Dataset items
* start *
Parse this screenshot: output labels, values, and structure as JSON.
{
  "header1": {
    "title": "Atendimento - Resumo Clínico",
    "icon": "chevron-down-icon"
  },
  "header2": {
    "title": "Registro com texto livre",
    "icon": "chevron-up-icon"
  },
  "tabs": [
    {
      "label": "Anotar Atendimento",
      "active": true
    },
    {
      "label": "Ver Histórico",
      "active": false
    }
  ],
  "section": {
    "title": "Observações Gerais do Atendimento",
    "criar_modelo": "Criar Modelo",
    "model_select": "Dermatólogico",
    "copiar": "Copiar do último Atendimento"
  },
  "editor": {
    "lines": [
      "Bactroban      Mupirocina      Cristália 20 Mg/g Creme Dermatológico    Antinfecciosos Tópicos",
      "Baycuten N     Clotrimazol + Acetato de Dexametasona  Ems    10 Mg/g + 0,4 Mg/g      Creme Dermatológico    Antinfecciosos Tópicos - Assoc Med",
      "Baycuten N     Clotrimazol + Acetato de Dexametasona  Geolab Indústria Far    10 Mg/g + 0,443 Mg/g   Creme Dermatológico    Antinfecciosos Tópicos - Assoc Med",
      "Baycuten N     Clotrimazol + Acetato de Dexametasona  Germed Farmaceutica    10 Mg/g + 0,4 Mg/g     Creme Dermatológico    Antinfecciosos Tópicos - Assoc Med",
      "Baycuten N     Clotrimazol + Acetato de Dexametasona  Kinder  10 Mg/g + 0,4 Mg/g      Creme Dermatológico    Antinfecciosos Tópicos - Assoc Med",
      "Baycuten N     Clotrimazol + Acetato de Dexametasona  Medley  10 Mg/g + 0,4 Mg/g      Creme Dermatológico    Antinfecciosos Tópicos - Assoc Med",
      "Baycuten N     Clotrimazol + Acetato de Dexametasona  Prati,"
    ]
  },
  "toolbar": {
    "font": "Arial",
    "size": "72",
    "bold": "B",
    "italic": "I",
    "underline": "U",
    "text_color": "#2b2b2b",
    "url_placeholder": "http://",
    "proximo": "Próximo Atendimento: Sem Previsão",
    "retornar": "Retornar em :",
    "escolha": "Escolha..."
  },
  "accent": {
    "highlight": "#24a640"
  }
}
* end *
## OBJECTIVE
Return all of the data exactly as it reads.

## FULL OUTPUT
Parse this screenshot: output labels, values, and structure as JSON.
{
  "header1": {
    "title": "Atendimento - Resumo Clínico",
    "icon": "chevron-down-icon"
  },
  "header2": {
    "title": "Registro com texto livre",
    "icon": "chevron-up-icon"
  },
  "tabs": [
    {
      "label": "Anotar Atendimento",
      "active": true
    },
    {
      "label": "Ver Histórico",
      "active": false
    }
  ],
  "section": {
    "title": "Observações Gerais do Atendimento",
    "criar_modelo": "Criar Modelo",
    "model_select": "Dermatólogico",
    "copiar": "Copiar do último Atendimento"
  },
  "editor": {
    "lines": [
      "Bactroban      Mupirocina      Cristália 20 Mg/g Creme Dermatológico    Antinfecciosos Tópicos",
      "Baycuten N     Clotrimazol + Acetato de Dexametasona  Ems    10 Mg/g + 0,4 Mg/g      Creme Dermatológico    Antinfecciosos Tópicos - Assoc Med",
      "Baycuten N     Clotrimazol + Acetato de Dexametasona  Geolab Indústria Far    10 Mg/g + 0,443 Mg/g   Creme Dermatológico    Antinfecciosos Tópicos - Assoc Med",
      "Baycuten N     Clotrimazol + Acetato de Dexametasona  Germed Farmaceutica    10 Mg/g + 0,4 Mg/g     Creme Dermatológico    Antinfecciosos Tópicos - Assoc Med",
      "Baycuten N     Clotrimazol + Acetato de Dexametasona  Kinder  10 Mg/g + 0,4 Mg/g      Creme Dermatológico    Antinfecciosos Tópicos - Assoc Med",
      "Baycuten N     Clotrimazol + Acetato de Dexametasona  Medley  10 Mg/g + 0,4 Mg/g      Creme Dermatológico    Antinfecciosos Tópicos - Assoc Med",
      "Baycuten N     Clotrimazol + Acetato de Dexametasona  Prati,"
    ]
  },
  "toolbar": {
    "font": "Arial",
    "size": "72",
    "bold": "B",
    "italic": "I",
    "underline": "U",
    "text_color": "#2b2b2b",
    "url_placeholder": "http://",
    "proximo": "Próximo Atendimento: Sem Previsão",
    "retornar": "Retornar em :",
    "escolha": "Escolha..."
  },
  "accent": {
    "highlight": "#24a640"
  }
}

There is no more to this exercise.